:: Given problem ::
Check each line of the material below, and copy it if it holds the string "hkphaimj".

:: Exercise data ::
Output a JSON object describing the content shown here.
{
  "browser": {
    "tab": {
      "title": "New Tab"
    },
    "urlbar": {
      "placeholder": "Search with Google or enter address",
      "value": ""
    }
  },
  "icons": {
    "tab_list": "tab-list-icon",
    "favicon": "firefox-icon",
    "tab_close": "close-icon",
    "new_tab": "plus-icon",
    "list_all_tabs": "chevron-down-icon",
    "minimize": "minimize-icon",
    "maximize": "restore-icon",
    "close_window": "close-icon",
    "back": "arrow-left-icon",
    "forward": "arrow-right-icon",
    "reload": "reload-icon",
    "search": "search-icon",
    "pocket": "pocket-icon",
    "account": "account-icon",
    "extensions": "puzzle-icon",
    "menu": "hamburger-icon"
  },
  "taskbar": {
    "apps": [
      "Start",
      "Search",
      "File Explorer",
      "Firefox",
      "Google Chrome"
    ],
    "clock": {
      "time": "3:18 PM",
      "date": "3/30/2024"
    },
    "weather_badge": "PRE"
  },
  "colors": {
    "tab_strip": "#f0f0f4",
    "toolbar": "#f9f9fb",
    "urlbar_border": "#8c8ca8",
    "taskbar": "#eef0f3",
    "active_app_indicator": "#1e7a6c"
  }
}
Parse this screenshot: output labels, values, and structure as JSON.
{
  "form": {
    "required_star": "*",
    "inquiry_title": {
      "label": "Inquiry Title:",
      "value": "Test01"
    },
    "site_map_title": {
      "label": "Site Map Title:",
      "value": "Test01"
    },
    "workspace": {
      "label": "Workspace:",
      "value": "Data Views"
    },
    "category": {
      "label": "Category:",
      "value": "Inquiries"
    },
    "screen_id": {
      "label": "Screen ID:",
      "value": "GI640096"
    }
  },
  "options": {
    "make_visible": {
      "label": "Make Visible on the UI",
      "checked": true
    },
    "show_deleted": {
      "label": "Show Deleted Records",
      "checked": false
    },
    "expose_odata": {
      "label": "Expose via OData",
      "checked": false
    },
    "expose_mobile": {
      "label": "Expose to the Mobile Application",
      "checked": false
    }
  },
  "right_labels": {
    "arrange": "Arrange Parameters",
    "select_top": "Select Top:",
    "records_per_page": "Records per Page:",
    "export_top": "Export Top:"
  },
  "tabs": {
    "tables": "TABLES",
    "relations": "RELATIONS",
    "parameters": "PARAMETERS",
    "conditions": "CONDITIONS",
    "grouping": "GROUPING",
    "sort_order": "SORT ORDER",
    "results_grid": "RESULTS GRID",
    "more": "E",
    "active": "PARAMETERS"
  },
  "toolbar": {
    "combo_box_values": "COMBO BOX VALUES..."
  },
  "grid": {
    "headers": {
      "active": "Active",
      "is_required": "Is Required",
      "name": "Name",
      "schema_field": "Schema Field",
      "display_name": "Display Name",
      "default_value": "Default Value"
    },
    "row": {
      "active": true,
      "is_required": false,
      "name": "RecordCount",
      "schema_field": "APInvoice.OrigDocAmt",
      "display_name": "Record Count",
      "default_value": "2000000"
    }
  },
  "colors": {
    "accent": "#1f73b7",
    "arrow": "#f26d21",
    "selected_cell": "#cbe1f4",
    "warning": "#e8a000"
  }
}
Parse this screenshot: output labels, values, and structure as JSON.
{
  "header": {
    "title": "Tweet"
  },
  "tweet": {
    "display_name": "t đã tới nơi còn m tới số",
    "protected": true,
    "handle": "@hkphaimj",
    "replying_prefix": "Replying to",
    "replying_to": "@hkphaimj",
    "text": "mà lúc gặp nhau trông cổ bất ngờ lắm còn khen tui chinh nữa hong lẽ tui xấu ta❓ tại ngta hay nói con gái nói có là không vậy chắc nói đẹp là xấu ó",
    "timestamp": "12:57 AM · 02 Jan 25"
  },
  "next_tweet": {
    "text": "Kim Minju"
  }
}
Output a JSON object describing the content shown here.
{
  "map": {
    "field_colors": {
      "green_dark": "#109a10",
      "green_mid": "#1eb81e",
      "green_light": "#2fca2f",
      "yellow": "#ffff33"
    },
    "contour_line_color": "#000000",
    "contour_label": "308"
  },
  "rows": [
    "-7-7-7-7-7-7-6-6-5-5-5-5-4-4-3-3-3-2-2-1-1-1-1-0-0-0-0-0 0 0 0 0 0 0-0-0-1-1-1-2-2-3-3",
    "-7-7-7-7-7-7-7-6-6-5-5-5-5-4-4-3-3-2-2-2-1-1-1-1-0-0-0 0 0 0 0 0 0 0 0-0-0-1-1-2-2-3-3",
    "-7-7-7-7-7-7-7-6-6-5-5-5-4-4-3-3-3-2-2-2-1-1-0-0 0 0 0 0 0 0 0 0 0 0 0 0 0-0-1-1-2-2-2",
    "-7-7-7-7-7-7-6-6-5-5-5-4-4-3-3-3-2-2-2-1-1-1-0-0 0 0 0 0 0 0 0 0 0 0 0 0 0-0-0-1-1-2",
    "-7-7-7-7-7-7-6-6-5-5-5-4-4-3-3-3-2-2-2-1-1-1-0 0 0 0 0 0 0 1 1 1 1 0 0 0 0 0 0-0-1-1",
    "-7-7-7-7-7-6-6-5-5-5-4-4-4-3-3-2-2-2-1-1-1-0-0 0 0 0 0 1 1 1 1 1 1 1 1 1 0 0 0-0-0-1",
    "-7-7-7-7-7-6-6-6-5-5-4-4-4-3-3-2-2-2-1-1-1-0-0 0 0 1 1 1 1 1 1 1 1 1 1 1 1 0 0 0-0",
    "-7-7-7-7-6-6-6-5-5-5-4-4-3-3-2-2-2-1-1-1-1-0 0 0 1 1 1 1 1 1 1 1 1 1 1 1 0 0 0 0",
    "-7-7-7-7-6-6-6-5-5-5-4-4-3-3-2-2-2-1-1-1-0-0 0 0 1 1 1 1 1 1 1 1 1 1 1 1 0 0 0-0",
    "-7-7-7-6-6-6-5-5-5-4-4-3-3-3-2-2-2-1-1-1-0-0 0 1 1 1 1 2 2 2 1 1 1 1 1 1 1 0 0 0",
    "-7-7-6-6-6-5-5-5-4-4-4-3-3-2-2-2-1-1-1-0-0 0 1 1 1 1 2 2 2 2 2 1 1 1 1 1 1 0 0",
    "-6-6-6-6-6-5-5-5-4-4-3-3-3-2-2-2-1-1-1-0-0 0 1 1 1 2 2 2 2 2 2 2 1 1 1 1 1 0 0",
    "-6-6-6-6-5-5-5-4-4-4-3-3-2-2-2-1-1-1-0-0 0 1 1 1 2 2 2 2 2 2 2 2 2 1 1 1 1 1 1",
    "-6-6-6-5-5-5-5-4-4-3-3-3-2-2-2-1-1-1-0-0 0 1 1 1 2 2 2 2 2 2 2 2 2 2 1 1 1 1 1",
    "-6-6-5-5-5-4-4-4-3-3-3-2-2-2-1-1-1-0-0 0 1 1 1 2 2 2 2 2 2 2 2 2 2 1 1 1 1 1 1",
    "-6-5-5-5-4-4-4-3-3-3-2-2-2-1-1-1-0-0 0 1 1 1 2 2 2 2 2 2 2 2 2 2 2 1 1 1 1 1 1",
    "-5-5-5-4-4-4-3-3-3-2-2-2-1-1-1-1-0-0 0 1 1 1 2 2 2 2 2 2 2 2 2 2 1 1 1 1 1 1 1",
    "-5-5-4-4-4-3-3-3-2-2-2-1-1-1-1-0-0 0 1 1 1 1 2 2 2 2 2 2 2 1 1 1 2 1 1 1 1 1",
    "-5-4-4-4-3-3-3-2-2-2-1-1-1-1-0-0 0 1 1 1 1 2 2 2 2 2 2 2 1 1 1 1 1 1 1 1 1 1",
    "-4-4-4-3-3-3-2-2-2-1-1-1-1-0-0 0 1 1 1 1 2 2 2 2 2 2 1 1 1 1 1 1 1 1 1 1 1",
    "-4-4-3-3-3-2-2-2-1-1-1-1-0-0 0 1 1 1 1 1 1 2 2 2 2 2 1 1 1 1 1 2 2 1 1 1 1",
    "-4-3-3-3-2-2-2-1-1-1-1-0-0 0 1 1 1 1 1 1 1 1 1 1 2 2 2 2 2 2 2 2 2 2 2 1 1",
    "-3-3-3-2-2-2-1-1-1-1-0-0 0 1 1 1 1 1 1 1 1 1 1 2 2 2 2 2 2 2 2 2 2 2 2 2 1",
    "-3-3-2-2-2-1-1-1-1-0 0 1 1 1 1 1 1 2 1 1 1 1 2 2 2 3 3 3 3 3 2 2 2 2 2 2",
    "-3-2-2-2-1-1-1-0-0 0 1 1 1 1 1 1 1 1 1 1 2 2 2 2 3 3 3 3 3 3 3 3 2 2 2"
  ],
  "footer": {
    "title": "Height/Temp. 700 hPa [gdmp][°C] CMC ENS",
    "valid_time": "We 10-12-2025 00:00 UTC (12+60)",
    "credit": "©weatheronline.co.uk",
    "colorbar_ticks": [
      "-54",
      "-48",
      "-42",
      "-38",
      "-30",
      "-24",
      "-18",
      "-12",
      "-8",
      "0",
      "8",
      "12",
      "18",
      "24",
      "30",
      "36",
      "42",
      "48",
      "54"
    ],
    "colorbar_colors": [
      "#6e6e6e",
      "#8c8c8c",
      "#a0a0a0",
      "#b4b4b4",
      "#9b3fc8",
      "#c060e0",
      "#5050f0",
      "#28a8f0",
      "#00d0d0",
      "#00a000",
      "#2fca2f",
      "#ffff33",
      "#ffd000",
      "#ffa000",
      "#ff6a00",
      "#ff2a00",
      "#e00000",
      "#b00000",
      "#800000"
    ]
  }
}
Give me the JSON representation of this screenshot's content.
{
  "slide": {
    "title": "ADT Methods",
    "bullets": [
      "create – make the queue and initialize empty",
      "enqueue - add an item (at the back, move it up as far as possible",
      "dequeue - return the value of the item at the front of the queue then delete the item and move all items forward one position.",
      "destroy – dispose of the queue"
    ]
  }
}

:: Reply to the task ::
    "handle": "@hkphaimj",
    "replying_to": "@hkphaimj",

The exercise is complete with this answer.